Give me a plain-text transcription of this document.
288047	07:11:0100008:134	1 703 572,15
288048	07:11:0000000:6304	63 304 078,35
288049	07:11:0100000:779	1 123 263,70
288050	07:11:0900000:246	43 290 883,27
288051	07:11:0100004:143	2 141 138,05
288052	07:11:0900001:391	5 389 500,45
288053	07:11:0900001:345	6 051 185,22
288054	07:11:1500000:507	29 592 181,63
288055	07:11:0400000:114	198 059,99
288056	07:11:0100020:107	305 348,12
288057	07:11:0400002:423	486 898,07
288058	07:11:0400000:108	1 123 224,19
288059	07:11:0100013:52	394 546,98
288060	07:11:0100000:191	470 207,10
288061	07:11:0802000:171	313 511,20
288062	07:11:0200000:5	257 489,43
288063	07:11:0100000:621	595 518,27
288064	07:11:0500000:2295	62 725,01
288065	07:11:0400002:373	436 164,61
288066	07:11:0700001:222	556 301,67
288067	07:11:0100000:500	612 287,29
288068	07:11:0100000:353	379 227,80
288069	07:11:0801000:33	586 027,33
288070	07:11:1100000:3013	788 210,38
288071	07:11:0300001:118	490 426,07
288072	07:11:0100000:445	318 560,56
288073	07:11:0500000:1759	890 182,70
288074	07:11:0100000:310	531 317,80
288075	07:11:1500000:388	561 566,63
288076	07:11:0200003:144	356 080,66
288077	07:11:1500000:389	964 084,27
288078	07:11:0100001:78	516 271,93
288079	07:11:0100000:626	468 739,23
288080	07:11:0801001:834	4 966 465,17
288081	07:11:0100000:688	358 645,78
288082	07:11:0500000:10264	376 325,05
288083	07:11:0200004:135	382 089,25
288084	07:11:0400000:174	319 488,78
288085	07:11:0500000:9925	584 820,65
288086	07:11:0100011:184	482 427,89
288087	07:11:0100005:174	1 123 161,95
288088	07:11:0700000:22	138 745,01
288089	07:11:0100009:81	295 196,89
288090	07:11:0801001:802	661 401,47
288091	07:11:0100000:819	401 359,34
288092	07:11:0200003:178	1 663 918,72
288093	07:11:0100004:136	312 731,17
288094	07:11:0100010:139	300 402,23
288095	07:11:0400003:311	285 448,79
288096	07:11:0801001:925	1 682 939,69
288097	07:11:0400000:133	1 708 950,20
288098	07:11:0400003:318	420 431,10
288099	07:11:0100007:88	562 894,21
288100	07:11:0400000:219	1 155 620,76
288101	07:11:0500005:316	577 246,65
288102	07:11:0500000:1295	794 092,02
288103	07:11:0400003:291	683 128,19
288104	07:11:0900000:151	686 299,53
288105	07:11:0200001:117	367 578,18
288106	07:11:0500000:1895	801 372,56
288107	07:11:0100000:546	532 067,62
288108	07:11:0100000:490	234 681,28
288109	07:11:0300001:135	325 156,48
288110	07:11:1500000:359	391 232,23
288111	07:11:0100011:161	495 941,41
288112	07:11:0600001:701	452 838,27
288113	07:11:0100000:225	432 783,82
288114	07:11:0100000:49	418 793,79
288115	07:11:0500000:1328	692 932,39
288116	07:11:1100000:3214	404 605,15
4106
-.-.-
▸ **Short exercise**
Repeat the material word for word, in full.

▸ **Response to this exercise**
Give me a plain-text transcription of this document.
288047	07:11:0100008:134	1 703 572,15
288048	07:11:0000000:6304	63 304 078,35
288049	07:11:0100000:779	1 123 263,70
288050	07:11:0900000:246	43 290 883,27
288051	07:11:0100004:143	2 141 138,05
288052	07:11:0900001:391	5 389 500,45
288053	07:11:0900001:345	6 051 185,22
288054	07:11:1500000:507	29 592 181,63
288055	07:11:0400000:114	198 059,99
288056	07:11:0100020:107	305 348,12
288057	07:11:0400002:423	486 898,07
288058	07:11:0400000:108	1 123 224,19
288059	07:11:0100013:52	394 546,98
288060	07:11:0100000:191	470 207,10
288061	07:11:0802000:171	313 511,20
288062	07:11:0200000:5	257 489,43
288063	07:11:0100000:621	595 518,27
288064	07:11:0500000:2295	62 725,01
288065	07:11:0400002:373	436 164,61
288066	07:11:0700001:222	556 301,67
288067	07:11:0100000:500	612 287,29
288068	07:11:0100000:353	379 227,80
288069	07:11:0801000:33	586 027,33
288070	07:11:1100000:3013	788 210,38
288071	07:11:0300001:118	490 426,07
288072	07:11:0100000:445	318 560,56
288073	07:11:0500000:1759	890 182,70
288074	07:11:0100000:310	531 317,80
288075	07:11:1500000:388	561 566,63
288076	07:11:0200003:144	356 080,66
288077	07:11:1500000:389	964 084,27
288078	07:11:0100001:78	516 271,93
288079	07:11:0100000:626	468 739,23
288080	07:11:0801001:834	4 966 465,17
288081	07:11:0100000:688	358 645,78
288082	07:11:0500000:10264	376 325,05
288083	07:11:0200004:135	382 089,25
288084	07:11:0400000:174	319 488,78
288085	07:11:0500000:9925	584 820,65
288086	07:11:0100011:184	482 427,89
288087	07:11:0100005:174	1 123 161,95
288088	07:11:0700000:22	138 745,01
288089	07:11:0100009:81	295 196,89
288090	07:11:0801001:802	661 401,47
288091	07:11:0100000:819	401 359,34
288092	07:11:0200003:178	1 663 918,72
288093	07:11:0100004:136	312 731,17
288094	07:11:0100010:139	300 402,23
288095	07:11:0400003:311	285 448,79
288096	07:11:0801001:925	1 682 939,69
288097	07:11:0400000:133	1 708 950,20
288098	07:11:0400003:318	420 431,10
288099	07:11:0100007:88	562 894,21
288100	07:11:0400000:219	1 155 620,76
288101	07:11:0500005:316	577 246,65
288102	07:11:0500000:1295	794 092,02
288103	07:11:0400003:291	683 128,19
288104	07:11:0900000:151	686 299,53
288105	07:11:0200001:117	367 578,18
288106	07:11:0500000:1895	801 372,56
288107	07:11:0100000:546	532 067,62
288108	07:11:0100000:490	234 681,28
288109	07:11:0300001:135	325 156,48
288110	07:11:1500000:359	391 232,23
288111	07:11:0100011:161	495 941,41
288112	07:11:0600001:701	452 838,27
288113	07:11:0100000:225	432 783,82
288114	07:11:0100000:49	418 793,79
288115	07:11:0500000:1328	692 932,39
288116	07:11:1100000:3214	404 605,15
4106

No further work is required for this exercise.